Work instructions: Copy out each line of the material below that holds the string "this".

BEGIN Input data

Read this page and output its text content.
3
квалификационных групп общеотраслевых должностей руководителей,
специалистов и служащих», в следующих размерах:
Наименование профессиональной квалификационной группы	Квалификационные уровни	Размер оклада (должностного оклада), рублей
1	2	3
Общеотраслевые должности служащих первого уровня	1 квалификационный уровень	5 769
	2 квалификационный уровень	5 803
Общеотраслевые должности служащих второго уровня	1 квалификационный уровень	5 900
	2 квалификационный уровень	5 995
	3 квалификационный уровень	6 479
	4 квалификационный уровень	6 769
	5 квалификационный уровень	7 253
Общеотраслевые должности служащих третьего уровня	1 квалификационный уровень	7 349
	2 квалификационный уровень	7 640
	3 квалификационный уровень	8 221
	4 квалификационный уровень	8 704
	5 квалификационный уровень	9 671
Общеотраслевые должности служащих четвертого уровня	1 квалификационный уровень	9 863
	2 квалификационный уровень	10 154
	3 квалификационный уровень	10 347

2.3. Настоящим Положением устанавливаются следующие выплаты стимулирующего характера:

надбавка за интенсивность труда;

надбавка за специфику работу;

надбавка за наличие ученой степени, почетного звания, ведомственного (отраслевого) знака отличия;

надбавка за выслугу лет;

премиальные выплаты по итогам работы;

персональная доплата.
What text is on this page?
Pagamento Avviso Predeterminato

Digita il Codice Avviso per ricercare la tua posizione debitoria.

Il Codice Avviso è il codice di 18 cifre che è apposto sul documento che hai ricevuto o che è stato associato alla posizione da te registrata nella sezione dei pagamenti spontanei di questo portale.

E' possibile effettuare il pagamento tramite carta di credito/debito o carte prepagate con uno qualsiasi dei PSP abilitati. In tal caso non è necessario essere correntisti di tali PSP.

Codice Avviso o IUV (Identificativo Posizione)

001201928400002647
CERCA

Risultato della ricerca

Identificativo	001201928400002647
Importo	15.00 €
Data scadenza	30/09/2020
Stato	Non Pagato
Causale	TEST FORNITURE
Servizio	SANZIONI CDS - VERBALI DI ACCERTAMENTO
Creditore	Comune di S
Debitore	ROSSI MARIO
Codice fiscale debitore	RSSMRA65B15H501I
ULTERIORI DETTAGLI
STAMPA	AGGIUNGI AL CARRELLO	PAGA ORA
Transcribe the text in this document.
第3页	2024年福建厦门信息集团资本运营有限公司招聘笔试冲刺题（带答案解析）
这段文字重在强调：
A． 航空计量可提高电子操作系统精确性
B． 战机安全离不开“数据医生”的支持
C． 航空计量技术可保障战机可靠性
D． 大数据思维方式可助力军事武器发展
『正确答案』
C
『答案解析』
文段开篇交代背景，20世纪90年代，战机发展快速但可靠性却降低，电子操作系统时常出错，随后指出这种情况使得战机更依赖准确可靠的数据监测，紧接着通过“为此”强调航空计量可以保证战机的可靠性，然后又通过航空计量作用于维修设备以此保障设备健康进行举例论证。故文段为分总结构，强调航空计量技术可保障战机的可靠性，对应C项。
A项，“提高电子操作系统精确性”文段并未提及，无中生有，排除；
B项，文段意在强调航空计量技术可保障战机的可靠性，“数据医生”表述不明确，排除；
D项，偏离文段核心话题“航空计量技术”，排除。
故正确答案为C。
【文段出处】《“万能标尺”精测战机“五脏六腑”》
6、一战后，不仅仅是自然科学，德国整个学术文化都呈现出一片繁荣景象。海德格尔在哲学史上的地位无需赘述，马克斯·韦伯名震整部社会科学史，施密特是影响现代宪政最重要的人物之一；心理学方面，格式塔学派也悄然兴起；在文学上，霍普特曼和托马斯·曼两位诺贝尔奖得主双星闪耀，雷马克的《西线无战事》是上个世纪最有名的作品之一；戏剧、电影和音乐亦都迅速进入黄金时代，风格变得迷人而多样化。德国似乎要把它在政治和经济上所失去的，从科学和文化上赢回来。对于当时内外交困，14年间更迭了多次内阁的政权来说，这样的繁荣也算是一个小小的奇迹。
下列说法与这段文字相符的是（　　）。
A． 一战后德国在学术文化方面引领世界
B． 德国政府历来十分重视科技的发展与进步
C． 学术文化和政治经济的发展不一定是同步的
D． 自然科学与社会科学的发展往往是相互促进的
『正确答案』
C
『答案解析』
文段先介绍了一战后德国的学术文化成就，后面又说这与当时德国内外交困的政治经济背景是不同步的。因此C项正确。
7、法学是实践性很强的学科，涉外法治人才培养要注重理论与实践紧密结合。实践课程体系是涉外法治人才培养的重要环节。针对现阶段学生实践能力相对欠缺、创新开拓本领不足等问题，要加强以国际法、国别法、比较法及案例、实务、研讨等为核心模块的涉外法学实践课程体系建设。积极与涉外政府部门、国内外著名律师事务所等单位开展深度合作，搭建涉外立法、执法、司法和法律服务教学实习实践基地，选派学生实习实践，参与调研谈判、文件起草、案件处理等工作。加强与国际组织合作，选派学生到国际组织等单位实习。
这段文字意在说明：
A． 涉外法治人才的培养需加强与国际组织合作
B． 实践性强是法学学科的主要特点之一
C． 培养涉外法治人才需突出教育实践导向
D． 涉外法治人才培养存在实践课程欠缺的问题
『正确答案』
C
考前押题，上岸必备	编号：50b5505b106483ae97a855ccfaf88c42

END Input data

Full output:
Read this page and output its text content.
What text is on this page?
Transcribe the text in this document.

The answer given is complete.